_Work instruction_
Reproduce the lines below verbatim. Pictures are to be omitted.

_Data provided_
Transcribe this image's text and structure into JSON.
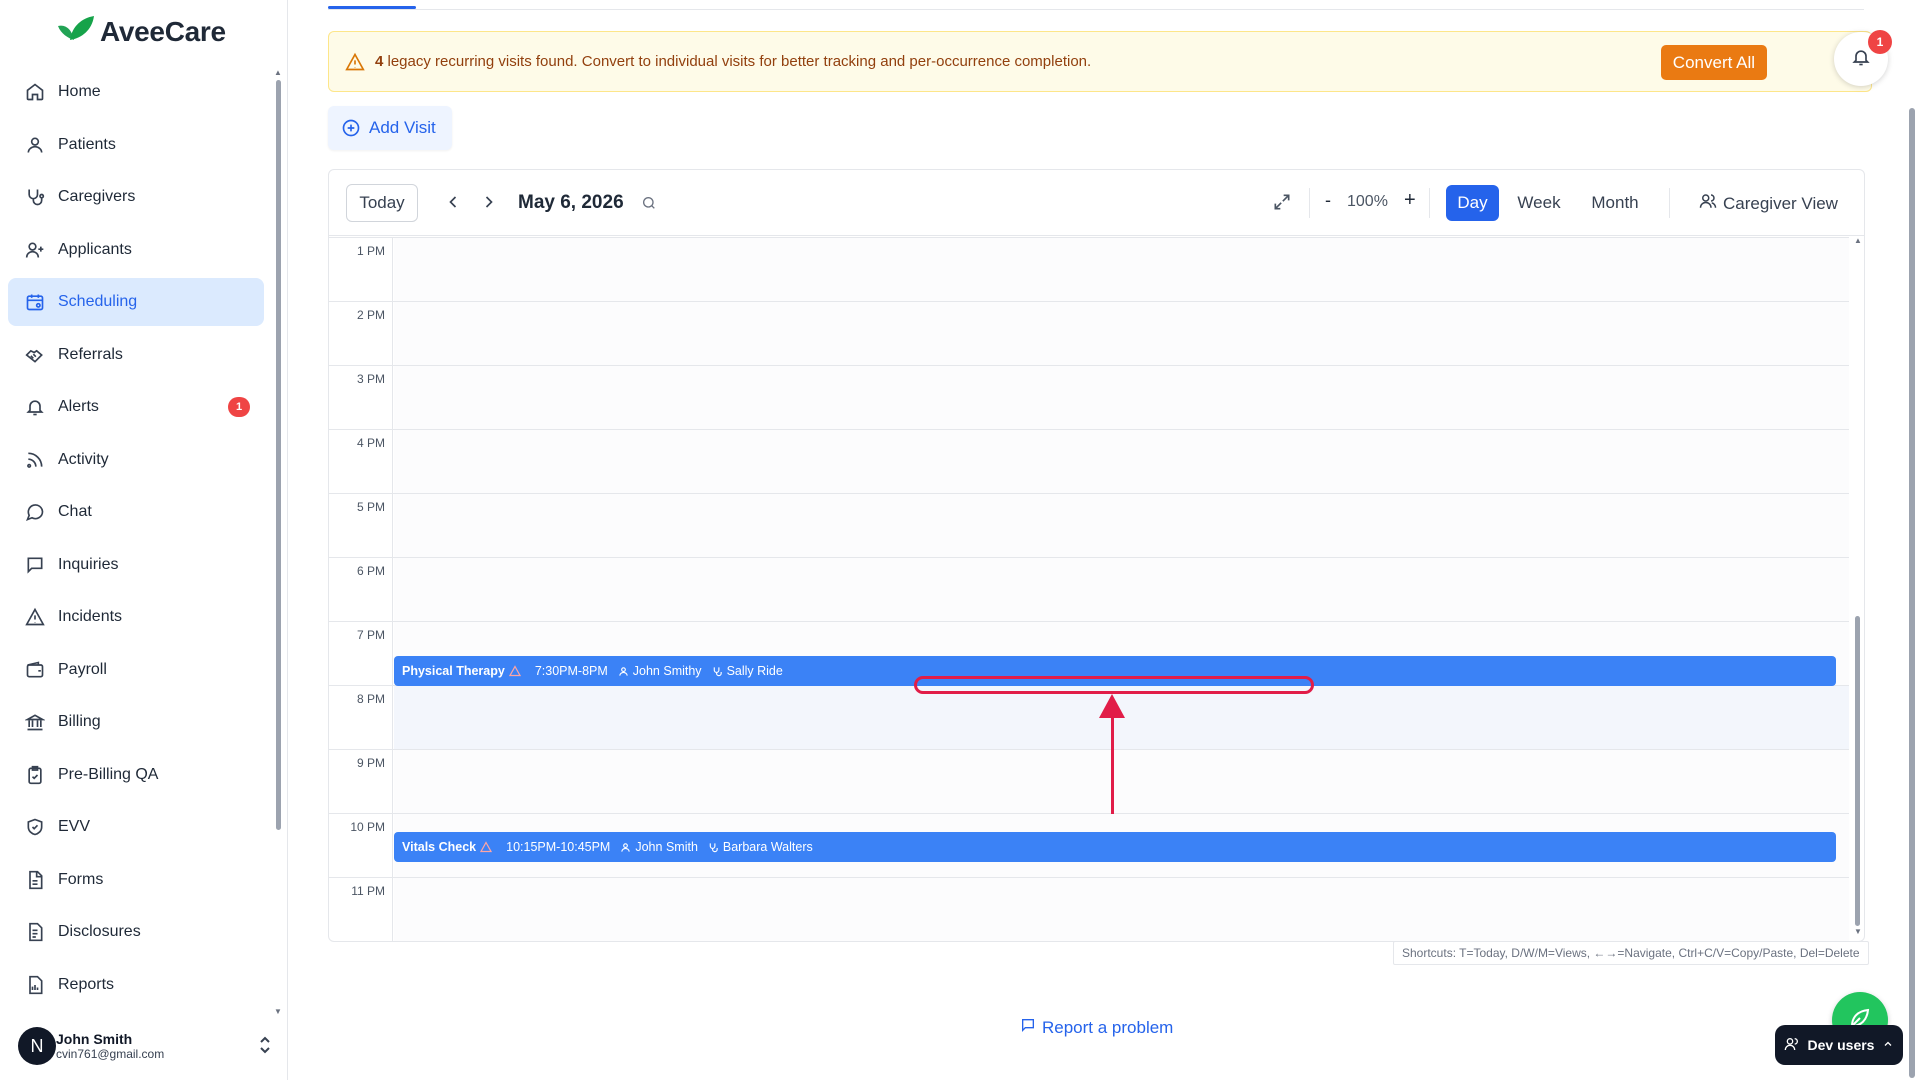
{
  "app": {
    "brand": "AveeCare",
    "brand_color": "#22a355"
  },
  "sidebar": {
    "items": [
      {
        "label": "Home",
        "icon": "home-icon"
      },
      {
        "label": "Patients",
        "icon": "user-icon"
      },
      {
        "label": "Caregivers",
        "icon": "stethoscope-icon"
      },
      {
        "label": "Applicants",
        "icon": "user-plus-icon"
      },
      {
        "label": "Scheduling",
        "icon": "calendar-icon",
        "active": true
      },
      {
        "label": "Referrals",
        "icon": "handshake-icon"
      },
      {
        "label": "Alerts",
        "icon": "bell-icon",
        "badge": "1"
      },
      {
        "label": "Activity",
        "icon": "rss-icon"
      },
      {
        "label": "Chat",
        "icon": "chat-bubble-icon"
      },
      {
        "label": "Inquiries",
        "icon": "message-square-icon"
      },
      {
        "label": "Incidents",
        "icon": "warning-triangle-icon"
      },
      {
        "label": "Payroll",
        "icon": "wallet-icon"
      },
      {
        "label": "Billing",
        "icon": "bank-icon"
      },
      {
        "label": "Pre-Billing QA",
        "icon": "clipboard-check-icon"
      },
      {
        "label": "EVV",
        "icon": "shield-check-icon"
      },
      {
        "label": "Forms",
        "icon": "file-icon"
      },
      {
        "label": "Disclosures",
        "icon": "file-text-icon"
      },
      {
        "label": "Reports",
        "icon": "report-icon"
      }
    ],
    "user": {
      "initial": "N",
      "name": "John Smith",
      "email": "cvin761@gmail.com"
    }
  },
  "banner": {
    "count": "4",
    "message": " legacy recurring visits found. Convert to individual visits for better tracking and per-occurrence completion.",
    "button": "Convert All"
  },
  "notifications": {
    "count": "1"
  },
  "add_visit": "Add Visit",
  "calendar": {
    "today": "Today",
    "date": "May 6, 2026",
    "zoom_minus": "-",
    "zoom": "100%",
    "zoom_plus": "+",
    "views": [
      "Day",
      "Week",
      "Month"
    ],
    "active_view": "Day",
    "caregiver_view": "Caregiver View",
    "hours": [
      "1 PM",
      "2 PM",
      "3 PM",
      "4 PM",
      "5 PM",
      "6 PM",
      "7 PM",
      "8 PM",
      "9 PM",
      "10 PM",
      "11 PM"
    ],
    "events": [
      {
        "title": "Physical Therapy",
        "time": "7:30PM-8PM",
        "patient": "John Smithy",
        "caregiver": "Sally Ride"
      },
      {
        "title": "Vitals Check",
        "time": "10:15PM-10:45PM",
        "patient": "John Smith",
        "caregiver": "Barbara Walters"
      }
    ],
    "event_color": "#3b82f6",
    "shortcuts": "Shortcuts: T=Today, D/W/M=Views, ←→=Navigate, Ctrl+C/V=Copy/Paste, Del=Delete"
  },
  "footer": {
    "report": "Report a problem",
    "dev_users": "Dev users"
  },
  "colors": {
    "accent": "#2563eb",
    "warning": "#ea7a12",
    "annotation": "#e11d48"
  }
}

_Answer to the problem_
Transcribe this image's text and structure into JSON.
{
  "app": {
    "brand": "AveeCare",
    "brand_color": "#22a355"
  },
  "sidebar": {
    "items": [
      {
        "label": "Home",
        "icon": "home-icon"
      },
      {
        "label": "Patients",
        "icon": "user-icon"
      },
      {
        "label": "Caregivers",
        "icon": "stethoscope-icon"
      },
      {
        "label": "Applicants",
        "icon": "user-plus-icon"
      },
      {
        "label": "Scheduling",
        "icon": "calendar-icon",
        "active": true
      },
      {
        "label": "Referrals",
        "icon": "handshake-icon"
      },
      {
        "label": "Alerts",
        "icon": "bell-icon",
        "badge": "1"
      },
      {
        "label": "Activity",
        "icon": "rss-icon"
      },
      {
        "label": "Chat",
        "icon": "chat-bubble-icon"
      },
      {
        "label": "Inquiries",
        "icon": "message-square-icon"
      },
      {
        "label": "Incidents",
        "icon": "warning-triangle-icon"
      },
      {
        "label": "Payroll",
        "icon": "wallet-icon"
      },
      {
        "label": "Billing",
        "icon": "bank-icon"
      },
      {
        "label": "Pre-Billing QA",
        "icon": "clipboard-check-icon"
      },
      {
        "label": "EVV",
        "icon": "shield-check-icon"
      },
      {
        "label": "Forms",
        "icon": "file-icon"
      },
      {
        "label": "Disclosures",
        "icon": "file-text-icon"
      },
      {
        "label": "Reports",
        "icon": "report-icon"
      }
    ],
    "user": {
      "initial": "N",
      "name": "John Smith",
      "email": "cvin761@gmail.com"
    }
  },
  "banner": {
    "count": "4",
    "message": " legacy recurring visits found. Convert to individual visits for better tracking and per-occurrence completion.",
    "button": "Convert All"
  },
  "notifications": {
    "count": "1"
  },
  "add_visit": "Add Visit",
  "calendar": {
    "today": "Today",
    "date": "May 6, 2026",
    "zoom_minus": "-",
    "zoom": "100%",
    "zoom_plus": "+",
    "views": [
      "Day",
      "Week",
      "Month"
    ],
    "active_view": "Day",
    "caregiver_view": "Caregiver View",
    "hours": [
      "1 PM",
      "2 PM",
      "3 PM",
      "4 PM",
      "5 PM",
      "6 PM",
      "7 PM",
      "8 PM",
      "9 PM",
      "10 PM",
      "11 PM"
    ],
    "events": [
      {
        "title": "Physical Therapy",
        "time": "7:30PM-8PM",
        "patient": "John Smithy",
        "caregiver": "Sally Ride"
      },
      {
        "title": "Vitals Check",
        "time": "10:15PM-10:45PM",
        "patient": "John Smith",
        "caregiver": "Barbara Walters"
      }
    ],
    "event_color": "#3b82f6",
    "shortcuts": "Shortcuts: T=Today, D/W/M=Views, ←→=Navigate, Ctrl+C/V=Copy/Paste, Del=Delete"
  },
  "footer": {
    "report": "Report a problem",
    "dev_users": "Dev users"
  },
  "colors": {
    "accent": "#2563eb",
    "warning": "#ea7a12",
    "annotation": "#e11d48"
  }
}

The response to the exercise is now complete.